Copy each line exactly. Drop every picture.

Dataset rows:
[start]

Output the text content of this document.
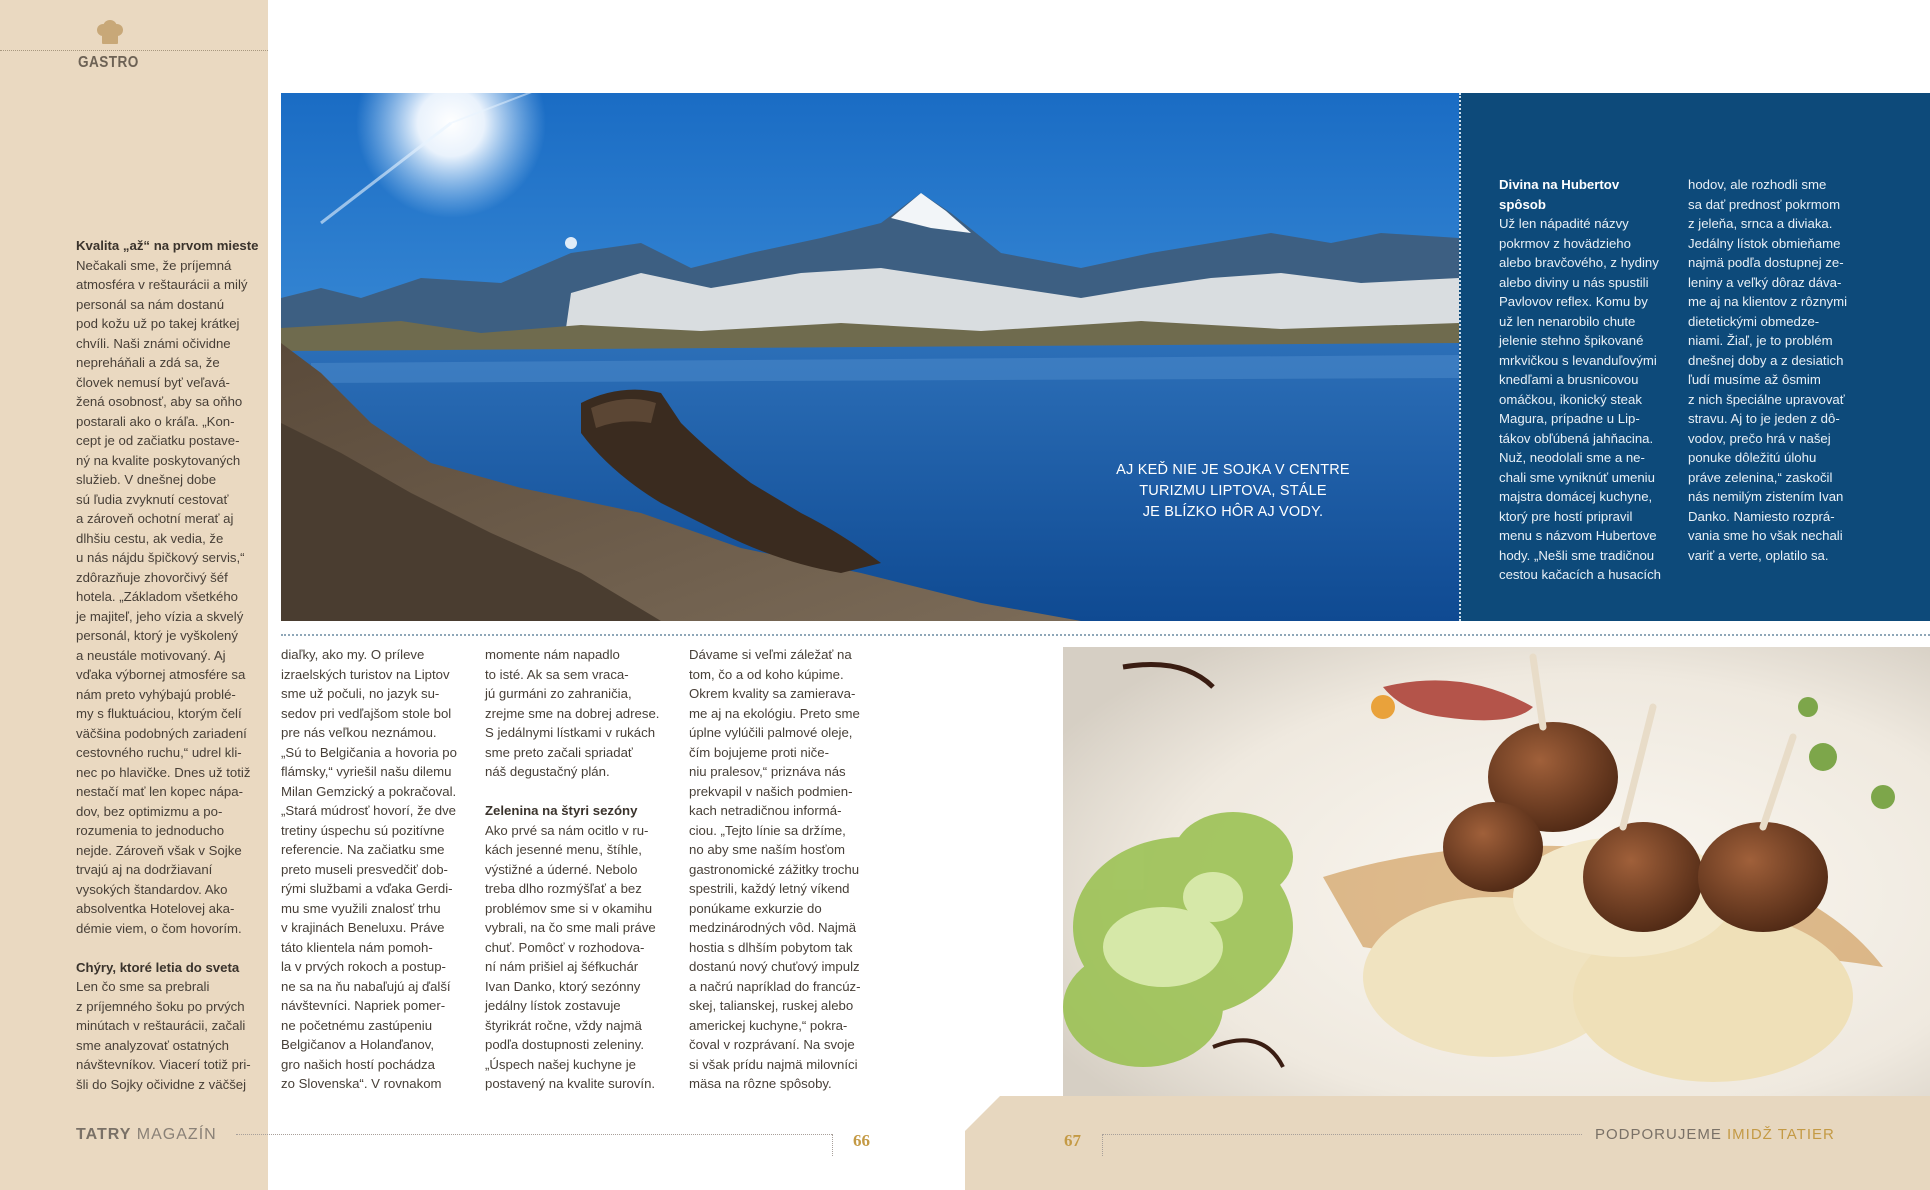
GASTRO
Kvalita „až“ na prvom mieste

Nečakali sme, že príjemná
atmosféra v reštaurácii a milý
personál sa nám dostanú
pod kožu už po takej krátkej
chvíli. Naši známi očividne
nepreháňali a zdá sa, že
človek nemusí byť veľavá-
žená osobnosť, aby sa oňho
postarali ako o kráľa. „Kon-
cept je od začiatku postave-
ný na kvalite poskytovaných
služieb. V dnešnej dobe
sú ľudia zvyknutí cestovať
a zároveň ochotní merať aj
dlhšiu cestu, ak vedia, že
u nás nájdu špičkový servis,“
zdôrazňuje zhovorčivý šéf
hotela. „Základom všetkého
je majiteľ, jeho vízia a skvelý
personál, ktorý je vyškolený
a neustále motivovaný. Aj
vďaka výbornej atmosfére sa
nám preto vyhýbajú problé-
my s fluktuáciou, ktorým čelí
väčšina podobných zariadení
cestovného ruchu,“ udrel kli-
nec po hlavičke. Dnes už totiž
nestačí mať len kopec nápa-
dov, bez optimizmu a po-
rozumenia to jednoducho
nejde. Zároveň však v Sojke
trvajú aj na dodržiavaní
vysokých štandardov. Ako
absolventka Hotelovej aka-
démie viem, o čom hovorím.

Chýry, ktoré letia do sveta

Len čo sme sa prebrali
z príjemného šoku po prvých
minútach v reštaurácii, začali
sme analyzovať ostatných
návštevníkov. Viacerí totiž pri-
šli do Sojky očividne z väčšej

AJ KEĎ NIE JE SOJKA V CENTRE
TURIZMU LIPTOVA, STÁLE
JE BLÍZKO HÔR AJ VODY.
Divina na Hubertov
spôsob

Už len nápadité názvy
pokrmov z hovädzieho
alebo bravčového, z hydiny
alebo diviny u nás spustili
Pavlovov reflex. Komu by
už len nenarobilo chute
jelenie stehno špikované
mrkvičkou s levanduľovými
knedľami a brusnicovou
omáčkou, ikonický steak
Magura, prípadne u Lip-
tákov obľúbená jahňacina.
Nuž, neodolali sme a ne-
chali sme vyniknúť umeniu
majstra domácej kuchyne,
ktorý pre hostí pripravil
menu s názvom Hubertove
hody. „Nešli sme tradičnou
cestou kačacích a husacích

hodov, ale rozhodli sme
sa dať prednosť pokrmom
z jeleňa, srnca a diviaka.
Jedálny lístok obmieňame
najmä podľa dostupnej ze-
leniny a veľký dôraz dáva-
me aj na klientov z rôznymi
dietetickými obmedze-
niami. Žiaľ, je to problém
dnešnej doby a z desiatich
ľudí musíme až ôsmim
z nich špeciálne upravovať
stravu. Aj to je jeden z dô-
vodov, prečo hrá v našej
ponuke dôležitú úlohu
práve zelenina,“ zaskočil
nás nemilým zistením Ivan
Danko. Namiesto rozprá-
vania sme ho však nechali
variť a verte, oplatilo sa.

diaľky, ako my. O príleve
izraelských turistov na Liptov
sme už počuli, no jazyk su-
sedov pri vedľajšom stole bol
pre nás veľkou neznámou.
„Sú to Belgičania a hovoria po
flámsky,“ vyriešil našu dilemu
Milan Gemzický a pokračoval.
„Stará múdrosť hovorí, že dve
tretiny úspechu sú pozitívne
referencie. Na začiatku sme
preto museli presvedčiť dob-
rými službami a vďaka Gerdi-
mu sme využili znalosť trhu
v krajinách Beneluxu. Práve
táto klientela nám pomoh-
la v prvých rokoch a postup-
ne sa na ňu nabaľujú aj ďalší
návštevníci. Napriek pomer-
ne početnému zastúpeniu
Belgičanov a Holanďanov,
gro našich hostí pochádza
zo Slovenska“. V rovnakom

momente nám napadlo
to isté. Ak sa sem vraca-
jú gurmáni zo zahraničia,
zrejme sme na dobrej adrese.
S jedálnymi lístkami v rukách
sme preto začali spriadať
náš degustačný plán.

Zelenina na štyri sezóny

Ako prvé sa nám ocitlo v ru-
kách jesenné menu, štíhle,
výstižné a úderné. Nebolo
treba dlho rozmýšľať a bez
problémov sme si v okamihu
vybrali, na čo sme mali práve
chuť. Pomôcť v rozhodova-
ní nám prišiel aj šéfkuchár
Ivan Danko, ktorý sezónny
jedálny lístok zostavuje
štyrikrát ročne, vždy najmä
podľa dostupnosti zeleniny.
„Úspech našej kuchyne je
postavený na kvalite surovín.

Dávame si veľmi záležať na
tom, čo a od koho kúpime.
Okrem kvality sa zamierava-
me aj na ekológiu. Preto sme
úplne vylúčili palmové oleje,
čím bojujeme proti niče-
niu pralesov,“ priznáva nás
prekvapil v našich podmien-
kach netradičnou informá-
ciou. „Tejto línie sa držíme,
no aby sme naším hosťom
gastronomické zážitky trochu
spestrili, každý letný víkend
ponúkame exkurzie do
medzinárodných vôd. Najmä
hostia s dlhším pobytom tak
dostanú nový chuťový impulz
a načrú napríklad do francúz-
skej, talianskej, ruskej alebo
americkej kuchyne,“ pokra-
čoval v rozprávaní. Na svoje
si však prídu najmä milovníci
mäsa na rôzne spôsoby.

TATRY MAGAZÍN	66	67	PODPORUJEME IMIDŽ TATIER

[end]

Written solution:
Output the text content of this document.
GASTRO
Kvalita „až“ na prvom mieste

Nečakali sme, že príjemná
atmosféra v reštaurácii a milý
personál sa nám dostanú
pod kožu už po takej krátkej
chvíli. Naši známi očividne
nepreháňali a zdá sa, že
človek nemusí byť veľavá-
žená osobnosť, aby sa oňho
postarali ako o kráľa. „Kon-
cept je od začiatku postave-
ný na kvalite poskytovaných
služieb. V dnešnej dobe
sú ľudia zvyknutí cestovať
a zároveň ochotní merať aj
dlhšiu cestu, ak vedia, že
u nás nájdu špičkový servis,“
zdôrazňuje zhovorčivý šéf
hotela. „Základom všetkého
je majiteľ, jeho vízia a skvelý
personál, ktorý je vyškolený
a neustále motivovaný. Aj
vďaka výbornej atmosfére sa
nám preto vyhýbajú problé-
my s fluktuáciou, ktorým čelí
väčšina podobných zariadení
cestovného ruchu,“ udrel kli-
nec po hlavičke. Dnes už totiž
nestačí mať len kopec nápa-
dov, bez optimizmu a po-
rozumenia to jednoducho
nejde. Zároveň však v Sojke
trvajú aj na dodržiavaní
vysokých štandardov. Ako
absolventka Hotelovej aka-
démie viem, o čom hovorím.

Chýry, ktoré letia do sveta

Len čo sme sa prebrali
z príjemného šoku po prvých
minútach v reštaurácii, začali
sme analyzovať ostatných
návštevníkov. Viacerí totiž pri-
šli do Sojky očividne z väčšej

AJ KEĎ NIE JE SOJKA V CENTRE
TURIZMU LIPTOVA, STÁLE
JE BLÍZKO HÔR AJ VODY.
Divina na Hubertov
spôsob

Už len nápadité názvy
pokrmov z hovädzieho
alebo bravčového, z hydiny
alebo diviny u nás spustili
Pavlovov reflex. Komu by
už len nenarobilo chute
jelenie stehno špikované
mrkvičkou s levanduľovými
knedľami a brusnicovou
omáčkou, ikonický steak
Magura, prípadne u Lip-
tákov obľúbená jahňacina.
Nuž, neodolali sme a ne-
chali sme vyniknúť umeniu
majstra domácej kuchyne,
ktorý pre hostí pripravil
menu s názvom Hubertove
hody. „Nešli sme tradičnou
cestou kačacích a husacích

hodov, ale rozhodli sme
sa dať prednosť pokrmom
z jeleňa, srnca a diviaka.
Jedálny lístok obmieňame
najmä podľa dostupnej ze-
leniny a veľký dôraz dáva-
me aj na klientov z rôznymi
dietetickými obmedze-
niami. Žiaľ, je to problém
dnešnej doby a z desiatich
ľudí musíme až ôsmim
z nich špeciálne upravovať
stravu. Aj to je jeden z dô-
vodov, prečo hrá v našej
ponuke dôležitú úlohu
práve zelenina,“ zaskočil
nás nemilým zistením Ivan
Danko. Namiesto rozprá-
vania sme ho však nechali
variť a verte, oplatilo sa.

diaľky, ako my. O príleve
izraelských turistov na Liptov
sme už počuli, no jazyk su-
sedov pri vedľajšom stole bol
pre nás veľkou neznámou.
„Sú to Belgičania a hovoria po
flámsky,“ vyriešil našu dilemu
Milan Gemzický a pokračoval.
„Stará múdrosť hovorí, že dve
tretiny úspechu sú pozitívne
referencie. Na začiatku sme
preto museli presvedčiť dob-
rými službami a vďaka Gerdi-
mu sme využili znalosť trhu
v krajinách Beneluxu. Práve
táto klientela nám pomoh-
la v prvých rokoch a postup-
ne sa na ňu nabaľujú aj ďalší
návštevníci. Napriek pomer-
ne početnému zastúpeniu
Belgičanov a Holanďanov,
gro našich hostí pochádza
zo Slovenska“. V rovnakom

momente nám napadlo
to isté. Ak sa sem vraca-
jú gurmáni zo zahraničia,
zrejme sme na dobrej adrese.
S jedálnymi lístkami v rukách
sme preto začali spriadať
náš degustačný plán.

Zelenina na štyri sezóny

Ako prvé sa nám ocitlo v ru-
kách jesenné menu, štíhle,
výstižné a úderné. Nebolo
treba dlho rozmýšľať a bez
problémov sme si v okamihu
vybrali, na čo sme mali práve
chuť. Pomôcť v rozhodova-
ní nám prišiel aj šéfkuchár
Ivan Danko, ktorý sezónny
jedálny lístok zostavuje
štyrikrát ročne, vždy najmä
podľa dostupnosti zeleniny.
„Úspech našej kuchyne je
postavený na kvalite surovín.

Dávame si veľmi záležať na
tom, čo a od koho kúpime.
Okrem kvality sa zamierava-
me aj na ekológiu. Preto sme
úplne vylúčili palmové oleje,
čím bojujeme proti niče-
niu pralesov,“ priznáva nás
prekvapil v našich podmien-
kach netradičnou informá-
ciou. „Tejto línie sa držíme,
no aby sme naším hosťom
gastronomické zážitky trochu
spestrili, každý letný víkend
ponúkame exkurzie do
medzinárodných vôd. Najmä
hostia s dlhším pobytom tak
dostanú nový chuťový impulz
a načrú napríklad do francúz-
skej, talianskej, ruskej alebo
americkej kuchyne,“ pokra-
čoval v rozprávaní. Na svoje
si však prídu najmä milovníci
mäsa na rôzne spôsoby.

TATRY MAGAZÍN	66	67	PODPORUJEME IMIDŽ TATIER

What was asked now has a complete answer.